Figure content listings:
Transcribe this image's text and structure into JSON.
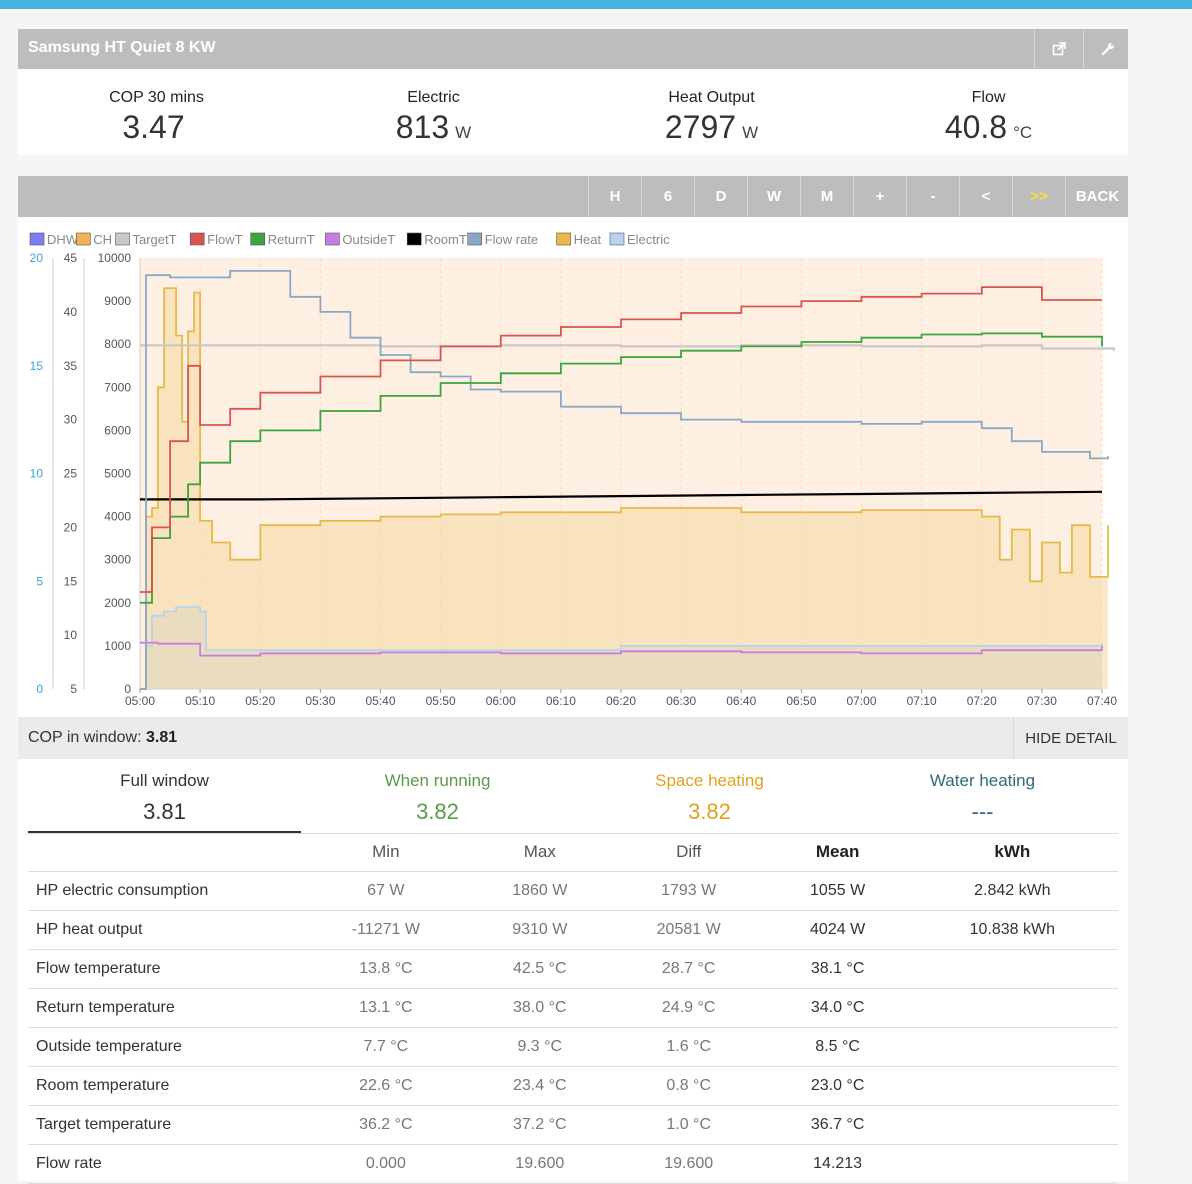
{
  "app": {
    "title": "Samsung HT Quiet 8 KW",
    "accent": "#44b3e2",
    "icons": [
      "external-link-icon",
      "wrench-icon"
    ]
  },
  "stats": [
    {
      "label": "COP 30 mins",
      "value": "3.47",
      "unit": ""
    },
    {
      "label": "Electric",
      "value": "813",
      "unit": "W"
    },
    {
      "label": "Heat Output",
      "value": "2797",
      "unit": "W"
    },
    {
      "label": "Flow",
      "value": "40.8",
      "unit": "°C"
    }
  ],
  "range_buttons": [
    "H",
    "6",
    "D",
    "W",
    "M",
    "+",
    "-",
    "<",
    ">>",
    "BACK"
  ],
  "chart_data": {
    "type": "line",
    "legend": [
      "DHW",
      "CH",
      "TargetT",
      "FlowT",
      "ReturnT",
      "OutsideT",
      "RoomT",
      "Flow rate",
      "Heat",
      "Electric"
    ],
    "legend_colors": [
      "#7c7cf5",
      "#f5b254",
      "#c8c8c8",
      "#d9534f",
      "#3da33d",
      "#c77de6",
      "#000000",
      "#8aa8c6",
      "#e8b94a",
      "#b7d3ef"
    ],
    "x_ticks": [
      "05:00",
      "05:10",
      "05:20",
      "05:30",
      "05:40",
      "05:50",
      "06:00",
      "06:10",
      "06:20",
      "06:30",
      "06:40",
      "06:50",
      "07:00",
      "07:10",
      "07:20",
      "07:30",
      "07:40"
    ],
    "axes": {
      "flow_rate": {
        "ticks": [
          0,
          5,
          10,
          15,
          20
        ],
        "range": [
          0,
          20
        ]
      },
      "temperature": {
        "ticks": [
          5,
          10,
          15,
          20,
          25,
          30,
          35,
          40,
          45
        ],
        "range": [
          5,
          45
        ]
      },
      "power": {
        "ticks": [
          0,
          1000,
          2000,
          3000,
          4000,
          5000,
          6000,
          7000,
          8000,
          9000,
          10000
        ],
        "range": [
          0,
          10000
        ]
      }
    },
    "series": [
      {
        "name": "FlowT",
        "axis": "temperature",
        "x_min": [
          0,
          2,
          5,
          8,
          10,
          15,
          20,
          30,
          40,
          50,
          60,
          70,
          80,
          90,
          100,
          110,
          120,
          130,
          140,
          150,
          160
        ],
        "values": [
          14,
          20,
          28,
          35,
          29.5,
          31,
          32.5,
          34,
          35.5,
          36.8,
          37.8,
          38.6,
          39.3,
          39.9,
          40.5,
          41,
          41.4,
          41.7,
          42.3,
          41.1,
          41.1
        ]
      },
      {
        "name": "ReturnT",
        "axis": "temperature",
        "x_min": [
          0,
          2,
          5,
          8,
          10,
          15,
          20,
          30,
          40,
          50,
          60,
          70,
          80,
          90,
          100,
          110,
          120,
          130,
          140,
          150,
          160
        ],
        "values": [
          13,
          19,
          21,
          24,
          26,
          28,
          29,
          30.8,
          32.2,
          33.4,
          34.3,
          35.2,
          35.8,
          36.4,
          36.8,
          37.2,
          37.6,
          37.9,
          38,
          37.7,
          36.8
        ]
      },
      {
        "name": "TargetT",
        "axis": "temperature",
        "x_min": [
          0,
          20,
          40,
          60,
          80,
          100,
          120,
          140,
          150,
          162
        ],
        "values": [
          36.9,
          36.9,
          36.8,
          36.9,
          36.8,
          36.9,
          36.8,
          36.9,
          36.6,
          36.4
        ]
      },
      {
        "name": "RoomT",
        "axis": "temperature",
        "x_min": [
          0,
          20,
          40,
          60,
          80,
          100,
          120,
          140,
          160
        ],
        "values": [
          22.6,
          22.6,
          22.7,
          22.8,
          22.9,
          23.0,
          23.1,
          23.2,
          23.3
        ]
      },
      {
        "name": "OutsideT",
        "axis": "temperature",
        "x_min": [
          0,
          3,
          10,
          20,
          40,
          60,
          80,
          100,
          120,
          140,
          160
        ],
        "values": [
          9.3,
          9.2,
          8.1,
          8.3,
          8.4,
          8.3,
          8.5,
          8.4,
          8.3,
          8.6,
          9
        ]
      },
      {
        "name": "Flow rate",
        "axis": "flow_rate",
        "x_min": [
          0,
          1,
          5,
          15,
          25,
          30,
          35,
          40,
          45,
          50,
          55,
          60,
          70,
          80,
          90,
          100,
          110,
          120,
          130,
          140,
          145,
          150,
          158,
          161
        ],
        "values": [
          0,
          19.2,
          19.1,
          19.4,
          18.2,
          17.5,
          16.3,
          15.5,
          14.7,
          14.5,
          13.9,
          13.8,
          13.1,
          12.8,
          12.5,
          12.4,
          12.4,
          12.3,
          12.4,
          12.1,
          11.5,
          11.0,
          10.7,
          10.8
        ]
      },
      {
        "name": "Heat",
        "axis": "power",
        "x_min": [
          0,
          1,
          2,
          3,
          4,
          5,
          6,
          7,
          8,
          9,
          10,
          12,
          15,
          20,
          30,
          40,
          50,
          60,
          80,
          100,
          120,
          140,
          143,
          145,
          148,
          150,
          153,
          155,
          158,
          161
        ],
        "values": [
          0,
          4000,
          4200,
          7000,
          9300,
          9300,
          8200,
          6200,
          8300,
          9200,
          3900,
          3400,
          3000,
          3800,
          3900,
          4000,
          4050,
          4100,
          4200,
          4100,
          4150,
          4000,
          3000,
          3700,
          2500,
          3400,
          2700,
          3800,
          2600,
          3800
        ]
      },
      {
        "name": "Electric",
        "axis": "power",
        "x_min": [
          0,
          1,
          2,
          4,
          6,
          10,
          11,
          40,
          80,
          120,
          140,
          160
        ],
        "values": [
          0,
          1000,
          1700,
          1800,
          1900,
          1800,
          900,
          900,
          1000,
          1000,
          1000,
          1050
        ]
      }
    ]
  },
  "cop_window": {
    "label": "COP in window:",
    "value": "3.81",
    "hide_label": "HIDE DETAIL"
  },
  "tabs": [
    {
      "label": "Full window",
      "value": "3.81",
      "color": "#333333"
    },
    {
      "label": "When running",
      "value": "3.82",
      "color": "#5a9a4a"
    },
    {
      "label": "Space heating",
      "value": "3.82",
      "color": "#e0a020"
    },
    {
      "label": "Water heating",
      "value": "---",
      "color": "#2e6a7a"
    }
  ],
  "table": {
    "headers": [
      "",
      "Min",
      "Max",
      "Diff",
      "Mean",
      "kWh"
    ],
    "rows": [
      [
        "HP electric consumption",
        "67 W",
        "1860 W",
        "1793 W",
        "1055 W",
        "2.842 kWh"
      ],
      [
        "HP heat output",
        "-11271 W",
        "9310 W",
        "20581 W",
        "4024 W",
        "10.838 kWh"
      ],
      [
        "Flow temperature",
        "13.8 °C",
        "42.5 °C",
        "28.7 °C",
        "38.1 °C",
        ""
      ],
      [
        "Return temperature",
        "13.1 °C",
        "38.0 °C",
        "24.9 °C",
        "34.0 °C",
        ""
      ],
      [
        "Outside temperature",
        "7.7 °C",
        "9.3 °C",
        "1.6 °C",
        "8.5 °C",
        ""
      ],
      [
        "Room temperature",
        "22.6 °C",
        "23.4 °C",
        "0.8 °C",
        "23.0 °C",
        ""
      ],
      [
        "Target temperature",
        "36.2 °C",
        "37.2 °C",
        "1.0 °C",
        "36.7 °C",
        ""
      ],
      [
        "Flow rate",
        "0.000",
        "19.600",
        "19.600",
        "14.213",
        ""
      ]
    ]
  }
}
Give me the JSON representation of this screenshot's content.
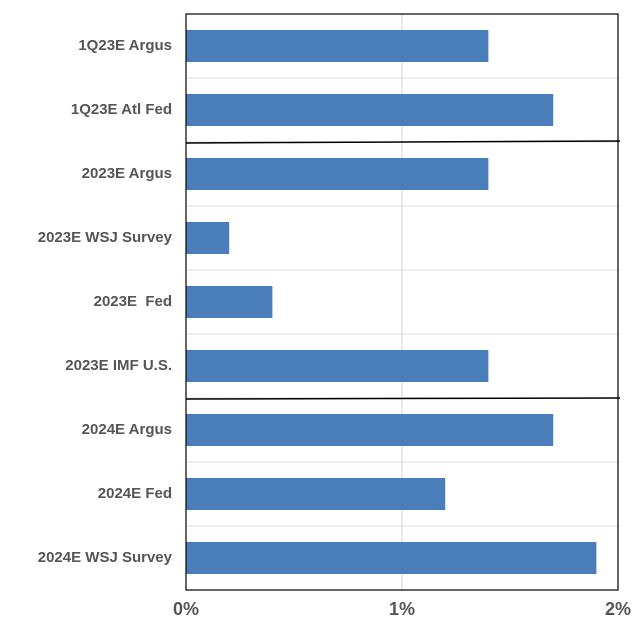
{
  "chart_data": {
    "type": "bar",
    "orientation": "horizontal",
    "categories": [
      "1Q23E Argus",
      "1Q23E Atl Fed",
      "2023E Argus",
      "2023E WSJ Survey",
      "2023E  Fed",
      "2023E IMF U.S.",
      "2024E Argus",
      "2024E Fed",
      "2024E WSJ Survey"
    ],
    "values": [
      1.4,
      1.7,
      1.4,
      0.2,
      0.4,
      1.4,
      1.7,
      1.2,
      1.9
    ],
    "color": "#4a7ebb",
    "xlim": [
      0,
      2
    ],
    "xticks": [
      {
        "value": 0,
        "label": "0%"
      },
      {
        "value": 1,
        "label": "1%"
      },
      {
        "value": 2,
        "label": "2%"
      }
    ],
    "grid": true
  }
}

» **Exercise directions**
Extract, from the listing above, every line where the string "JSON" occurs.

» **Task result**
Transcribe this image's text and structure into JSON.
Give me the JSON representation of this screenshot's content.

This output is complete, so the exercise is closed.